- _Description of the task_
Return a copy of every line in the records that includes the word "CAPE".

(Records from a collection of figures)
>>>>

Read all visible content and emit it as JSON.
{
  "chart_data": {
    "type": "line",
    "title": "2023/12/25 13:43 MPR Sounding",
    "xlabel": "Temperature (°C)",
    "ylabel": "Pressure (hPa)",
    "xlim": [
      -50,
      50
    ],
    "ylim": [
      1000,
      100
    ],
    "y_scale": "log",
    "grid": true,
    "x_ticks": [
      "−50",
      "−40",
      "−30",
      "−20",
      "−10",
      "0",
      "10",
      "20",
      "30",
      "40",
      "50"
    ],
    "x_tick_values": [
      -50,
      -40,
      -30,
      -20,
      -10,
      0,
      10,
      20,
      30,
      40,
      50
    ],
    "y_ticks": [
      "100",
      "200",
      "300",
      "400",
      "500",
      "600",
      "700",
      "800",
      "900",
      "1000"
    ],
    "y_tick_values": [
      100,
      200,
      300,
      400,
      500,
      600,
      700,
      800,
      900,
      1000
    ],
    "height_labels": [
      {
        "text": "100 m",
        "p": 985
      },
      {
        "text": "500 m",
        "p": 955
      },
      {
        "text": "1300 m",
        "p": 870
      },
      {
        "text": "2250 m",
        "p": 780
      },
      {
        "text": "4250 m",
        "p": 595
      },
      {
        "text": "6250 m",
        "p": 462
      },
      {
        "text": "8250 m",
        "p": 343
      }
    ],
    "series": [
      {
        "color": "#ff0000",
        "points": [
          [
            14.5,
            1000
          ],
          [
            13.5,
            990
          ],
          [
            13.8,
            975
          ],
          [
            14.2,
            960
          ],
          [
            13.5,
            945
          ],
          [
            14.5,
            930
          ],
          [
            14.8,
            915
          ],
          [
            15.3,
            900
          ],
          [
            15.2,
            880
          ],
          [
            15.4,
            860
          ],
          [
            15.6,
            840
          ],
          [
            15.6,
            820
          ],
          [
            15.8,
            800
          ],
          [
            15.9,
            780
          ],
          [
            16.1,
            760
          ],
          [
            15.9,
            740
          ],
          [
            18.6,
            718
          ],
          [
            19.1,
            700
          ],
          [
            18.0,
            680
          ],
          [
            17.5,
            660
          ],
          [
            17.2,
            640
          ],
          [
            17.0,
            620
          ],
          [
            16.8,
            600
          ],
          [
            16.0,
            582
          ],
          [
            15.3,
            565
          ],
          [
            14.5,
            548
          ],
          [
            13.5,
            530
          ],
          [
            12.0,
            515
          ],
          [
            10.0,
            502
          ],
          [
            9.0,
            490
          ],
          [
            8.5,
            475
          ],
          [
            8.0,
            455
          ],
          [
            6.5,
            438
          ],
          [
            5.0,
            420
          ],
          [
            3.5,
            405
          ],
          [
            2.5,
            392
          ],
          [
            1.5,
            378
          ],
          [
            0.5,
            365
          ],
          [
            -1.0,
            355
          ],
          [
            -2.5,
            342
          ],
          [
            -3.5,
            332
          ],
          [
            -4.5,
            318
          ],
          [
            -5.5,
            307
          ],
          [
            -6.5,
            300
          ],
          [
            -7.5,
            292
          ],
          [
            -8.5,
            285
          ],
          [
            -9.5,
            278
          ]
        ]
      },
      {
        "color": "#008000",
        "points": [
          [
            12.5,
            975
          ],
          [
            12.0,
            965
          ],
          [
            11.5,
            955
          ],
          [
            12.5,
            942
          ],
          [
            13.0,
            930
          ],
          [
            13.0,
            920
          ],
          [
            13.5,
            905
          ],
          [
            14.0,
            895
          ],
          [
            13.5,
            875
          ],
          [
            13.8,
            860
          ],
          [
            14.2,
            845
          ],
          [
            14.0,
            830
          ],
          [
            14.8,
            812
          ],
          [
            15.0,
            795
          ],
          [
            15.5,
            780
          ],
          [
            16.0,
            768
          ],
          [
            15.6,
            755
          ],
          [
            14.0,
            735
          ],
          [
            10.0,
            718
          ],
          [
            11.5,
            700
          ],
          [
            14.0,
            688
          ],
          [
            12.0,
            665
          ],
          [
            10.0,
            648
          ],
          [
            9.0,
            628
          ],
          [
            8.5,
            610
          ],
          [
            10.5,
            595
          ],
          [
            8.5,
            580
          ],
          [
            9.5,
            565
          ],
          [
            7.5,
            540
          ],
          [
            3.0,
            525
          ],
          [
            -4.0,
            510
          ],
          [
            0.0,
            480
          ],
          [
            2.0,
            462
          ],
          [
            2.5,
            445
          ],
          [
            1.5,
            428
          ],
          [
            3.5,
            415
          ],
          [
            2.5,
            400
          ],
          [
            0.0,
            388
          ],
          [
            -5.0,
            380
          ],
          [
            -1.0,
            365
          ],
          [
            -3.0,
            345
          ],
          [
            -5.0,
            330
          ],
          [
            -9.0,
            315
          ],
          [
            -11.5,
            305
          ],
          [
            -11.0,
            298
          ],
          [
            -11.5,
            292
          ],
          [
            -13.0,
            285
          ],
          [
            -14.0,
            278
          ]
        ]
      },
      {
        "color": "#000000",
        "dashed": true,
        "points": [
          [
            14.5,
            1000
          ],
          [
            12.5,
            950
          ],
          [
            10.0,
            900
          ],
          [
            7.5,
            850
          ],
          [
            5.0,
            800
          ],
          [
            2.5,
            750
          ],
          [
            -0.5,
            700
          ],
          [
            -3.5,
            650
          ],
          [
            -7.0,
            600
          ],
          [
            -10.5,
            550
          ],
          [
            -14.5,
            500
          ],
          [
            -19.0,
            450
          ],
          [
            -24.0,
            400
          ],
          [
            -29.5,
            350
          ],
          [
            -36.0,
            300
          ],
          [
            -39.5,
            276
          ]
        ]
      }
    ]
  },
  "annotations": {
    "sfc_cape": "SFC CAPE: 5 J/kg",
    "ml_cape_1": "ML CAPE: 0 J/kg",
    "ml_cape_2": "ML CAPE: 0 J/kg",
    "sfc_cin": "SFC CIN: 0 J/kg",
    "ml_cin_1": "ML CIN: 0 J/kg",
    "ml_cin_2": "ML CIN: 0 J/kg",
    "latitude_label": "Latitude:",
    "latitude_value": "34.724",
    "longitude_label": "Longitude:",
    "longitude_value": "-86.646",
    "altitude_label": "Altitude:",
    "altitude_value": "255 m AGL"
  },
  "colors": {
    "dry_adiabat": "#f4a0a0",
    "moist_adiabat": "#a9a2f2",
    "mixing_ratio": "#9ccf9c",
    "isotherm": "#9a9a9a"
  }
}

<<<<

- _Task answer_
    "sfc_cape": "SFC CAPE: 5 J/kg",
    "ml_cape_1": "ML CAPE: 0 J/kg",
    "ml_cape_2": "ML CAPE: 0 J/kg",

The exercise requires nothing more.